[REQUEST]
Could you reproduce the bridge seismic evaluation text below word for word, from its heading through the final item?

[SOURCE EXTRACT]
• • • •

Stand Alone Mode Shape
A seismic evaluation of the bridge was undertaken to support its design and to demonstrate compliance with the Design Criteria. The evaluation consisted of the following components:
- Seismic hazard assessment, to assess response spectra for the underlying rock at the site, representative of the Safety Evaluation Earthquake (SEE) and the Functional Evaluation Earthquake (FEE).
- Development of rock motion time histories at each support location of the bridge, corresponding to the SEE, that are compatible with the design response spectra, incorporate near-fault effects, and include spatial variations over the length of the bridge. Three sets of rock motions were developed, representing three different SEE events. One of these was scaled to represent a FEE event.
- Site response analyses at each support location of the bridge, under each of the three sets of SEE rock motions, to incorporate the effects of local subsurface conditions on the ground motions at each support.
- Development and analysis of Soil-Structure Interaction computer models for each of the foundations of the bridge.

• • • •

[SOURCE MATERIAL]

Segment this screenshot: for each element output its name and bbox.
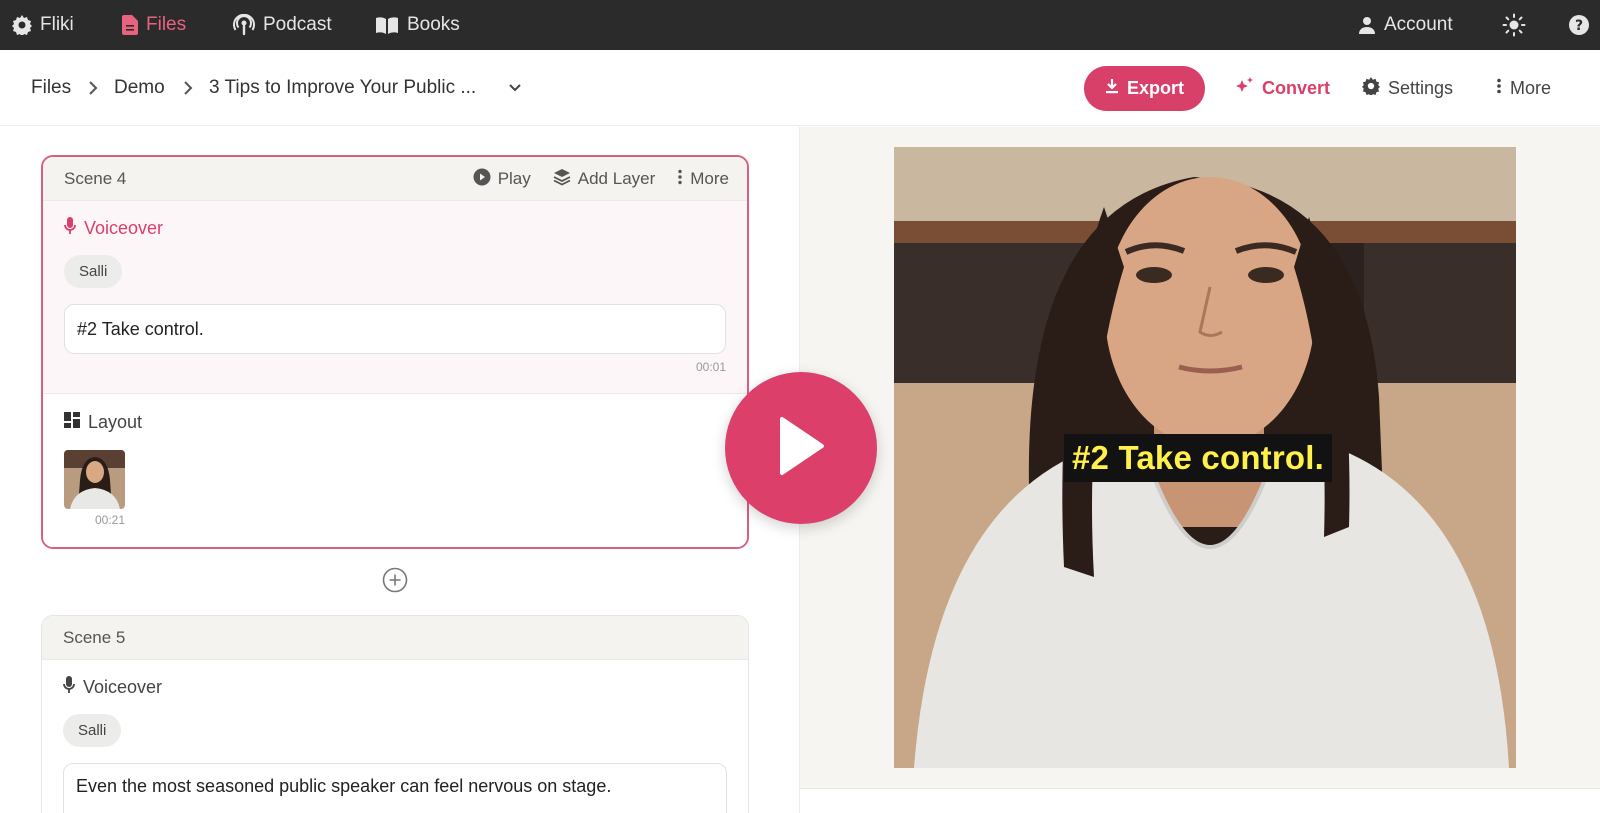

• • • •

[ANSWER BELOW]
Stand Alone Mode Shape
A seismic evaluation of the bridge was undertaken to support its design and to demonstrate compliance with the Design Criteria. The evaluation consisted of the following components:
- Seismic hazard assessment, to assess response spectra for the underlying rock at the site, representative of the Safety Evaluation Earthquake (SEE) and the Functional Evaluation Earthquake (FEE).
- Development of rock motion time histories at each support location of the bridge, corresponding to the SEE, that are compatible with the design response spectra, incorporate near-fault effects, and include spatial variations over the length of the bridge. Three sets of rock motions were developed, representing three different SEE events. One of these was scaled to represent a FEE event.
- Site response analyses at each support location of the bridge, under each of the three sets of SEE rock motions, to incorporate the effects of local subsurface conditions on the ground motions at each support.
- Development and analysis of Soil-Structure Interaction computer models for each of the foundations of the bridge.